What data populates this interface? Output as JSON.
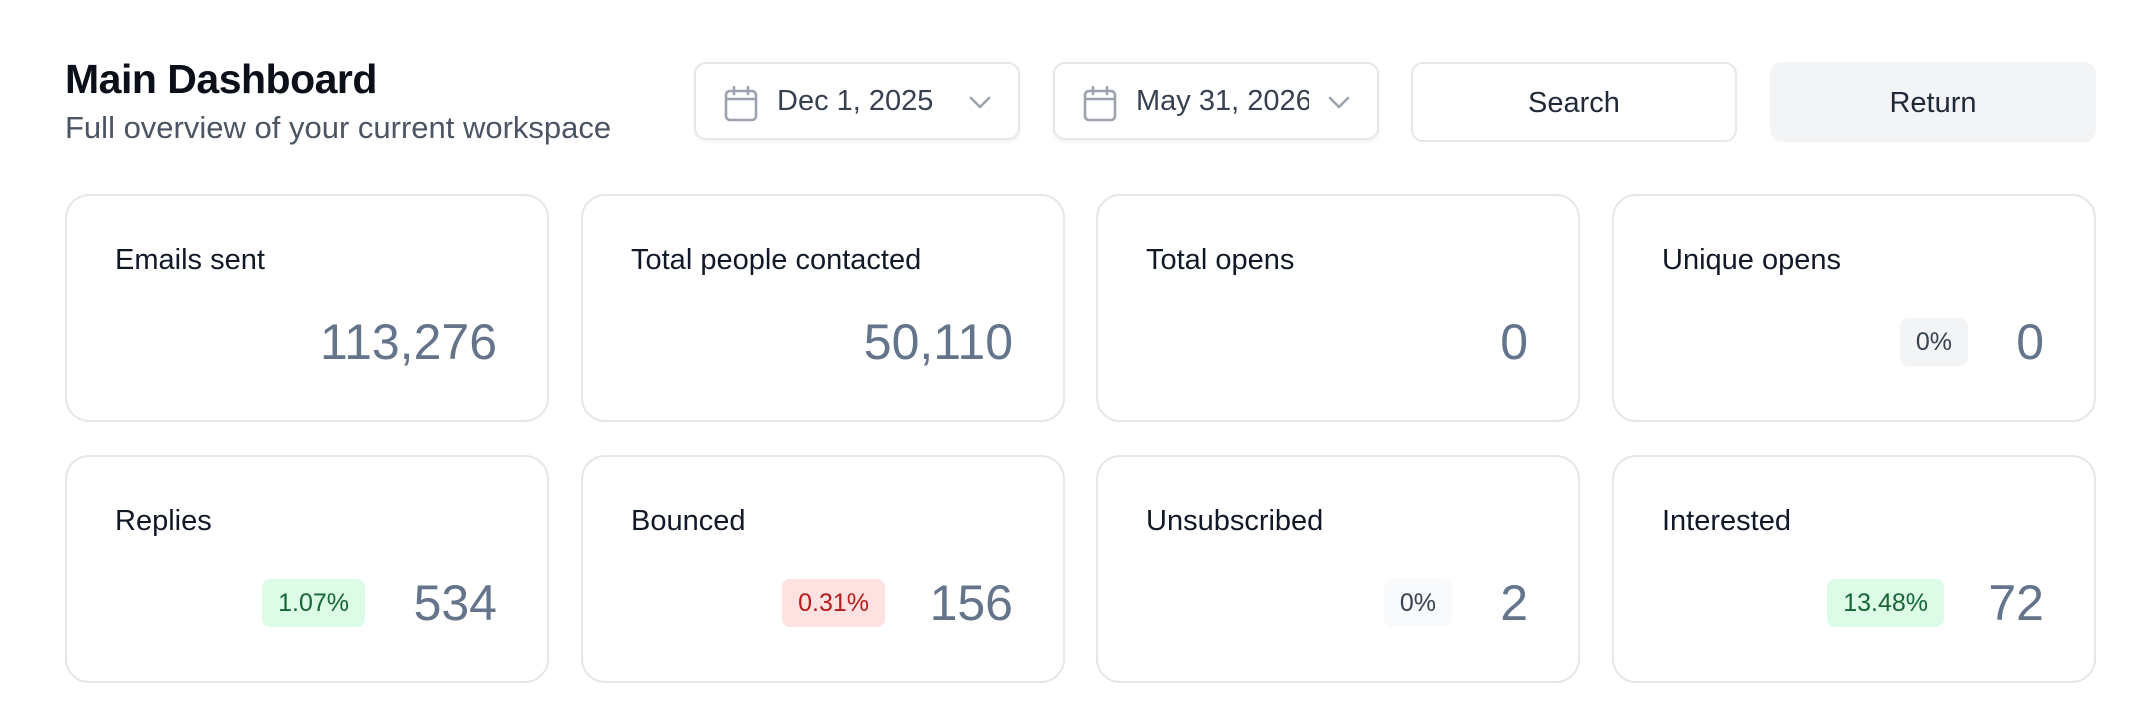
{
  "header": {
    "title": "Main Dashboard",
    "subtitle": "Full overview of your current workspace"
  },
  "filters": {
    "start_date": {
      "value": "Dec 1, 2025",
      "icon": "calendar-icon"
    },
    "end_date": {
      "value": "May 31, 2026",
      "icon": "calendar-icon"
    },
    "search_label": "Search",
    "return_label": "Return"
  },
  "stats": {
    "emails_sent": {
      "label": "Emails sent",
      "value": "113,276"
    },
    "people_contacted": {
      "label": "Total people contacted",
      "value": "50,110"
    },
    "total_opens": {
      "label": "Total opens",
      "value": "0"
    },
    "unique_opens": {
      "label": "Unique opens",
      "value": "0",
      "badge": "0%"
    },
    "replies": {
      "label": "Replies",
      "value": "534",
      "badge": "1.07%"
    },
    "bounced": {
      "label": "Bounced",
      "value": "156",
      "badge": "0.31%"
    },
    "unsubscribed": {
      "label": "Unsubscribed",
      "value": "2",
      "badge": "0%"
    },
    "interested": {
      "label": "Interested",
      "value": "72",
      "badge": "13.48%"
    }
  },
  "colors": {
    "badge_green_bg": "#dcfce7",
    "badge_green_text": "#166534",
    "badge_red_bg": "#fee2e2",
    "badge_red_text": "#b91c1c",
    "value_text": "#64748b"
  }
}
======
_WORK TO BE COMPLETED_
Reproduce every line exactly and omit all pictures.

_RESULT FOR THIS EXERCISE_
What data populates this interface? Output as JSON.
{
  "header": {
    "title": "Main Dashboard",
    "subtitle": "Full overview of your current workspace"
  },
  "filters": {
    "start_date": {
      "value": "Dec 1, 2025",
      "icon": "calendar-icon"
    },
    "end_date": {
      "value": "May 31, 2026",
      "icon": "calendar-icon"
    },
    "search_label": "Search",
    "return_label": "Return"
  },
  "stats": {
    "emails_sent": {
      "label": "Emails sent",
      "value": "113,276"
    },
    "people_contacted": {
      "label": "Total people contacted",
      "value": "50,110"
    },
    "total_opens": {
      "label": "Total opens",
      "value": "0"
    },
    "unique_opens": {
      "label": "Unique opens",
      "value": "0",
      "badge": "0%"
    },
    "replies": {
      "label": "Replies",
      "value": "534",
      "badge": "1.07%"
    },
    "bounced": {
      "label": "Bounced",
      "value": "156",
      "badge": "0.31%"
    },
    "unsubscribed": {
      "label": "Unsubscribed",
      "value": "2",
      "badge": "0%"
    },
    "interested": {
      "label": "Interested",
      "value": "72",
      "badge": "13.48%"
    }
  },
  "colors": {
    "badge_green_bg": "#dcfce7",
    "badge_green_text": "#166534",
    "badge_red_bg": "#fee2e2",
    "badge_red_text": "#b91c1c",
    "value_text": "#64748b"
  }
}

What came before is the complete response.